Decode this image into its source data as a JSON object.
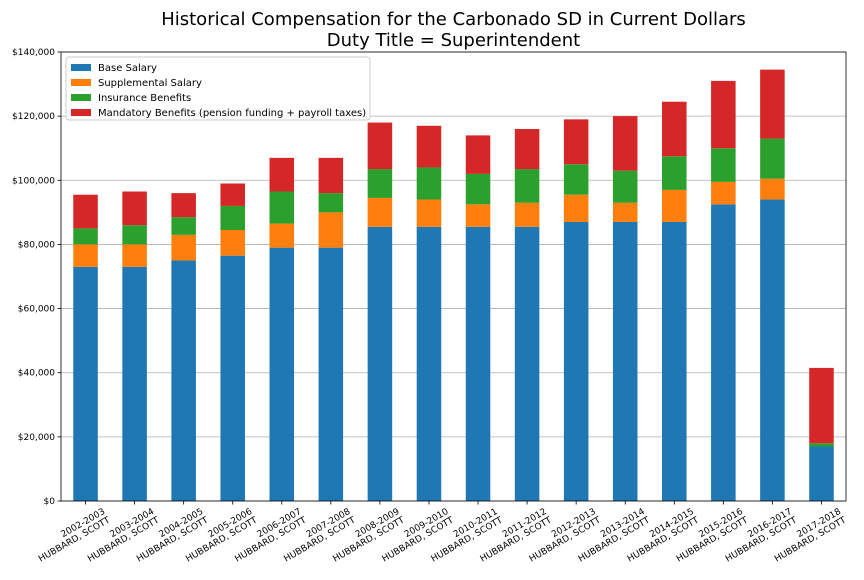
{
  "chart_data": {
    "type": "bar",
    "stacked": true,
    "title": [
      "Historical Compensation for the Carbonado SD in Current Dollars",
      "Duty Title = Superintendent"
    ],
    "xlabel": "",
    "ylabel": "",
    "ylim": [
      0,
      140000
    ],
    "yticks": [
      0,
      20000,
      40000,
      60000,
      80000,
      100000,
      120000,
      140000
    ],
    "ytick_labels": [
      "$0",
      "$20,000",
      "$40,000",
      "$60,000",
      "$80,000",
      "$100,000",
      "$120,000",
      "$140,000"
    ],
    "grid": "horizontal",
    "legend_position": "top-left",
    "categories": [
      [
        "2002-2003",
        "HUBBARD, SCOTT"
      ],
      [
        "2003-2004",
        "HUBBARD, SCOTT"
      ],
      [
        "2004-2005",
        "HUBBARD, SCOTT"
      ],
      [
        "2005-2006",
        "HUBBARD, SCOTT"
      ],
      [
        "2006-2007",
        "HUBBARD, SCOTT"
      ],
      [
        "2007-2008",
        "HUBBARD, SCOTT"
      ],
      [
        "2008-2009",
        "HUBBARD, SCOTT"
      ],
      [
        "2009-2010",
        "HUBBARD, SCOTT"
      ],
      [
        "2010-2011",
        "HUBBARD, SCOTT"
      ],
      [
        "2011-2012",
        "HUBBARD, SCOTT"
      ],
      [
        "2012-2013",
        "HUBBARD, SCOTT"
      ],
      [
        "2013-2014",
        "HUBBARD, SCOTT"
      ],
      [
        "2014-2015",
        "HUBBARD, SCOTT"
      ],
      [
        "2015-2016",
        "HUBBARD, SCOTT"
      ],
      [
        "2016-2017",
        "HUBBARD, SCOTT"
      ],
      [
        "2017-2018",
        "HUBBARD, SCOTT"
      ]
    ],
    "series": [
      {
        "name": "Base Salary",
        "color": "#1f77b4",
        "values": [
          73000,
          73000,
          75000,
          76500,
          79000,
          79000,
          85500,
          85500,
          85500,
          85500,
          87000,
          87000,
          87000,
          92500,
          94000,
          17000
        ]
      },
      {
        "name": "Supplemental Salary",
        "color": "#ff7f0e",
        "values": [
          7000,
          7000,
          8000,
          8000,
          7500,
          11000,
          9000,
          8500,
          7000,
          7500,
          8500,
          6000,
          10000,
          7000,
          6500,
          0
        ]
      },
      {
        "name": "Insurance Benefits",
        "color": "#2ca02c",
        "values": [
          5000,
          6000,
          5500,
          7500,
          10000,
          6000,
          9000,
          10000,
          9500,
          10500,
          9500,
          10000,
          10500,
          10500,
          12500,
          1000
        ]
      },
      {
        "name": "Mandatory Benefits (pension funding + payroll taxes)",
        "color": "#d62728",
        "values": [
          10500,
          10500,
          7500,
          7000,
          10500,
          11000,
          14500,
          13000,
          12000,
          12500,
          14000,
          17000,
          17000,
          21000,
          21500,
          23500
        ]
      }
    ]
  }
}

========================================

Required work:
Say how many lines hold the word "name", giving the number and nothing else.

Response to the task:
4